=== STATED GOAL ===
Reproduce all of the records exactly.

=== Figure contents as structured data ===

-------

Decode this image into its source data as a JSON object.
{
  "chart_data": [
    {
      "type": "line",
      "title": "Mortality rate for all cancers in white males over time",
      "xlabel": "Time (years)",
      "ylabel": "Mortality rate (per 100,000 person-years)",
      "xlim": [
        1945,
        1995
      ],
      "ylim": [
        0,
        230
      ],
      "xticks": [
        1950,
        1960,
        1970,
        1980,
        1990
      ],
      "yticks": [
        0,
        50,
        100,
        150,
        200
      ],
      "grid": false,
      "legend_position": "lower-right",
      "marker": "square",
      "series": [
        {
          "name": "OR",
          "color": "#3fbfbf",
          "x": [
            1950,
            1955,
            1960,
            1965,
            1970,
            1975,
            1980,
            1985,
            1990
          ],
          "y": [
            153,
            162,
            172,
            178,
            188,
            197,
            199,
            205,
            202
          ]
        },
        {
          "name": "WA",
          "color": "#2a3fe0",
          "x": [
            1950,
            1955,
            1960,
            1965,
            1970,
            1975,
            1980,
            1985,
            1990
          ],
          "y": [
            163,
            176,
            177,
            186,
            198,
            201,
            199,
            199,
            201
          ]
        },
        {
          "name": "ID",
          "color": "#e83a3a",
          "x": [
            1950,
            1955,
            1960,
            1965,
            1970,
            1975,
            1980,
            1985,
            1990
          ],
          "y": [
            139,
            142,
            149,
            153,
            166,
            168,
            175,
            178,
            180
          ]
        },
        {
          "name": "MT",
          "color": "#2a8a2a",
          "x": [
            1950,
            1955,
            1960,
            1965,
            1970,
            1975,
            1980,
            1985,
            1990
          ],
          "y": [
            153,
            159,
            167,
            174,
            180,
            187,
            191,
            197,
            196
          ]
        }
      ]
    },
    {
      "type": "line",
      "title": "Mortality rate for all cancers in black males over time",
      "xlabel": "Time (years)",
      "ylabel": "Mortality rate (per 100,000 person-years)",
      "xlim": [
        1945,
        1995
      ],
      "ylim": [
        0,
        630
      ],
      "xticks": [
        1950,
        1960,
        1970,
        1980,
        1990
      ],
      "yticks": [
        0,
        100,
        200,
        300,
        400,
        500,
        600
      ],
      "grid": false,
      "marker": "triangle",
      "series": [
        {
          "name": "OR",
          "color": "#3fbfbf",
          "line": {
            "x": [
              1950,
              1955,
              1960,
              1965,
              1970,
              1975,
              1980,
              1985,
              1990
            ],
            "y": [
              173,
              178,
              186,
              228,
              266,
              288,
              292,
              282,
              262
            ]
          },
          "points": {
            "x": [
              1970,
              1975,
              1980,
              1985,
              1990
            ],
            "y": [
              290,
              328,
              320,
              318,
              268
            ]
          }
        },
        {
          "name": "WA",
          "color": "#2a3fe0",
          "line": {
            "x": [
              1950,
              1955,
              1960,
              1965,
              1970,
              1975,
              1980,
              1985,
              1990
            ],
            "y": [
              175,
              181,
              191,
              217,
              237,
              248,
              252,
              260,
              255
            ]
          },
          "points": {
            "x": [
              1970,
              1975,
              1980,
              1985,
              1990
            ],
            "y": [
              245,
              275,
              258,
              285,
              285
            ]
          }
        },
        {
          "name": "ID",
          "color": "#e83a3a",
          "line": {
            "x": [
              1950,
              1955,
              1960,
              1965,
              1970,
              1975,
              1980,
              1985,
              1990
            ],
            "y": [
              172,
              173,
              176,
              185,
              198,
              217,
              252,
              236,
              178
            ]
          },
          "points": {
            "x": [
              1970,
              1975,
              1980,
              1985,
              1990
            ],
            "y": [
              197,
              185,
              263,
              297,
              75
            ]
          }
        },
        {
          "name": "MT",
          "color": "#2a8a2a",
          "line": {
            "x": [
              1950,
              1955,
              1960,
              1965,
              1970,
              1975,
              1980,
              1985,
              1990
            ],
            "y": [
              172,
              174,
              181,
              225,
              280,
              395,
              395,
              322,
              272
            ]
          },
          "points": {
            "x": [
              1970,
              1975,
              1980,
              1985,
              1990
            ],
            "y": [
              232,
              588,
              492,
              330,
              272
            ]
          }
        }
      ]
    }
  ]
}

-------

=== ANSWER TO THE TASK ===
Decode this image into its source data as a JSON object.
{
  "chart_data": [
    {
      "type": "line",
      "title": "Mortality rate for all cancers in white males over time",
      "xlabel": "Time (years)",
      "ylabel": "Mortality rate (per 100,000 person-years)",
      "xlim": [
        1945,
        1995
      ],
      "ylim": [
        0,
        230
      ],
      "xticks": [
        1950,
        1960,
        1970,
        1980,
        1990
      ],
      "yticks": [
        0,
        50,
        100,
        150,
        200
      ],
      "grid": false,
      "legend_position": "lower-right",
      "marker": "square",
      "series": [
        {
          "name": "OR",
          "color": "#3fbfbf",
          "x": [
            1950,
            1955,
            1960,
            1965,
            1970,
            1975,
            1980,
            1985,
            1990
          ],
          "y": [
            153,
            162,
            172,
            178,
            188,
            197,
            199,
            205,
            202
          ]
        },
        {
          "name": "WA",
          "color": "#2a3fe0",
          "x": [
            1950,
            1955,
            1960,
            1965,
            1970,
            1975,
            1980,
            1985,
            1990
          ],
          "y": [
            163,
            176,
            177,
            186,
            198,
            201,
            199,
            199,
            201
          ]
        },
        {
          "name": "ID",
          "color": "#e83a3a",
          "x": [
            1950,
            1955,
            1960,
            1965,
            1970,
            1975,
            1980,
            1985,
            1990
          ],
          "y": [
            139,
            142,
            149,
            153,
            166,
            168,
            175,
            178,
            180
          ]
        },
        {
          "name": "MT",
          "color": "#2a8a2a",
          "x": [
            1950,
            1955,
            1960,
            1965,
            1970,
            1975,
            1980,
            1985,
            1990
          ],
          "y": [
            153,
            159,
            167,
            174,
            180,
            187,
            191,
            197,
            196
          ]
        }
      ]
    },
    {
      "type": "line",
      "title": "Mortality rate for all cancers in black males over time",
      "xlabel": "Time (years)",
      "ylabel": "Mortality rate (per 100,000 person-years)",
      "xlim": [
        1945,
        1995
      ],
      "ylim": [
        0,
        630
      ],
      "xticks": [
        1950,
        1960,
        1970,
        1980,
        1990
      ],
      "yticks": [
        0,
        100,
        200,
        300,
        400,
        500,
        600
      ],
      "grid": false,
      "marker": "triangle",
      "series": [
        {
          "name": "OR",
          "color": "#3fbfbf",
          "line": {
            "x": [
              1950,
              1955,
              1960,
              1965,
              1970,
              1975,
              1980,
              1985,
              1990
            ],
            "y": [
              173,
              178,
              186,
              228,
              266,
              288,
              292,
              282,
              262
            ]
          },
          "points": {
            "x": [
              1970,
              1975,
              1980,
              1985,
              1990
            ],
            "y": [
              290,
              328,
              320,
              318,
              268
            ]
          }
        },
        {
          "name": "WA",
          "color": "#2a3fe0",
          "line": {
            "x": [
              1950,
              1955,
              1960,
              1965,
              1970,
              1975,
              1980,
              1985,
              1990
            ],
            "y": [
              175,
              181,
              191,
              217,
              237,
              248,
              252,
              260,
              255
            ]
          },
          "points": {
            "x": [
              1970,
              1975,
              1980,
              1985,
              1990
            ],
            "y": [
              245,
              275,
              258,
              285,
              285
            ]
          }
        },
        {
          "name": "ID",
          "color": "#e83a3a",
          "line": {
            "x": [
              1950,
              1955,
              1960,
              1965,
              1970,
              1975,
              1980,
              1985,
              1990
            ],
            "y": [
              172,
              173,
              176,
              185,
              198,
              217,
              252,
              236,
              178
            ]
          },
          "points": {
            "x": [
              1970,
              1975,
              1980,
              1985,
              1990
            ],
            "y": [
              197,
              185,
              263,
              297,
              75
            ]
          }
        },
        {
          "name": "MT",
          "color": "#2a8a2a",
          "line": {
            "x": [
              1950,
              1955,
              1960,
              1965,
              1970,
              1975,
              1980,
              1985,
              1990
            ],
            "y": [
              172,
              174,
              181,
              225,
              280,
              395,
              395,
              322,
              272
            ]
          },
          "points": {
            "x": [
              1970,
              1975,
              1980,
              1985,
              1990
            ],
            "y": [
              232,
              588,
              492,
              330,
              272
            ]
          }
        }
      ]
    }
  ]
}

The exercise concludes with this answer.